-- Given records start --

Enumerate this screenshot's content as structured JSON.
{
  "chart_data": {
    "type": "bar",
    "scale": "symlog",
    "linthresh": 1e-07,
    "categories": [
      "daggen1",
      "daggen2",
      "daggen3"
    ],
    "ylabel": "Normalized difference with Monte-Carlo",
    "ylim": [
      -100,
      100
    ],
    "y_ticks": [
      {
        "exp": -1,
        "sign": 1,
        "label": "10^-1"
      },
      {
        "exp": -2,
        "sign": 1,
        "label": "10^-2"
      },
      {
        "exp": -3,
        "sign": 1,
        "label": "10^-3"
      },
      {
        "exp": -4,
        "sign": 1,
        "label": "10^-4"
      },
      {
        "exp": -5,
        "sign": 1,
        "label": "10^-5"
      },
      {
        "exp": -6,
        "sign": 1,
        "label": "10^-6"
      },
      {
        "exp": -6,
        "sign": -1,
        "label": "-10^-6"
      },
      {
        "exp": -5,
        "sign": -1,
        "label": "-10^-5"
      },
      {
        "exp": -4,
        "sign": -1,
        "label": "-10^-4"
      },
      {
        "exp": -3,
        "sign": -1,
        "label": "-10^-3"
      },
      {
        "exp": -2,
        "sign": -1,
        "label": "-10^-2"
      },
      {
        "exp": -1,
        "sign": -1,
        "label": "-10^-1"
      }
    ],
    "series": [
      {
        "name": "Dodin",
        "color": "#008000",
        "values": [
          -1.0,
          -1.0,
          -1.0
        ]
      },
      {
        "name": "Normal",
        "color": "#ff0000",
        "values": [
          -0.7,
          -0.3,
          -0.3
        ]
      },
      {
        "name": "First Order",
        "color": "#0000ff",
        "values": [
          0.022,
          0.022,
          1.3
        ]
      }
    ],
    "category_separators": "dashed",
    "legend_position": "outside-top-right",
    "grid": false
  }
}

-- Given records end --

What this task involves: From the records above, extract each line exactly as shown.

Task result:
Enumerate this screenshot's content as structured JSON.
{
  "chart_data": {
    "type": "bar",
    "scale": "symlog",
    "linthresh": 1e-07,
    "categories": [
      "daggen1",
      "daggen2",
      "daggen3"
    ],
    "ylabel": "Normalized difference with Monte-Carlo",
    "ylim": [
      -100,
      100
    ],
    "y_ticks": [
      {
        "exp": -1,
        "sign": 1,
        "label": "10^-1"
      },
      {
        "exp": -2,
        "sign": 1,
        "label": "10^-2"
      },
      {
        "exp": -3,
        "sign": 1,
        "label": "10^-3"
      },
      {
        "exp": -4,
        "sign": 1,
        "label": "10^-4"
      },
      {
        "exp": -5,
        "sign": 1,
        "label": "10^-5"
      },
      {
        "exp": -6,
        "sign": 1,
        "label": "10^-6"
      },
      {
        "exp": -6,
        "sign": -1,
        "label": "-10^-6"
      },
      {
        "exp": -5,
        "sign": -1,
        "label": "-10^-5"
      },
      {
        "exp": -4,
        "sign": -1,
        "label": "-10^-4"
      },
      {
        "exp": -3,
        "sign": -1,
        "label": "-10^-3"
      },
      {
        "exp": -2,
        "sign": -1,
        "label": "-10^-2"
      },
      {
        "exp": -1,
        "sign": -1,
        "label": "-10^-1"
      }
    ],
    "series": [
      {
        "name": "Dodin",
        "color": "#008000",
        "values": [
          -1.0,
          -1.0,
          -1.0
        ]
      },
      {
        "name": "Normal",
        "color": "#ff0000",
        "values": [
          -0.7,
          -0.3,
          -0.3
        ]
      },
      {
        "name": "First Order",
        "color": "#0000ff",
        "values": [
          0.022,
          0.022,
          1.3
        ]
      }
    ],
    "category_separators": "dashed",
    "legend_position": "outside-top-right",
    "grid": false
  }
}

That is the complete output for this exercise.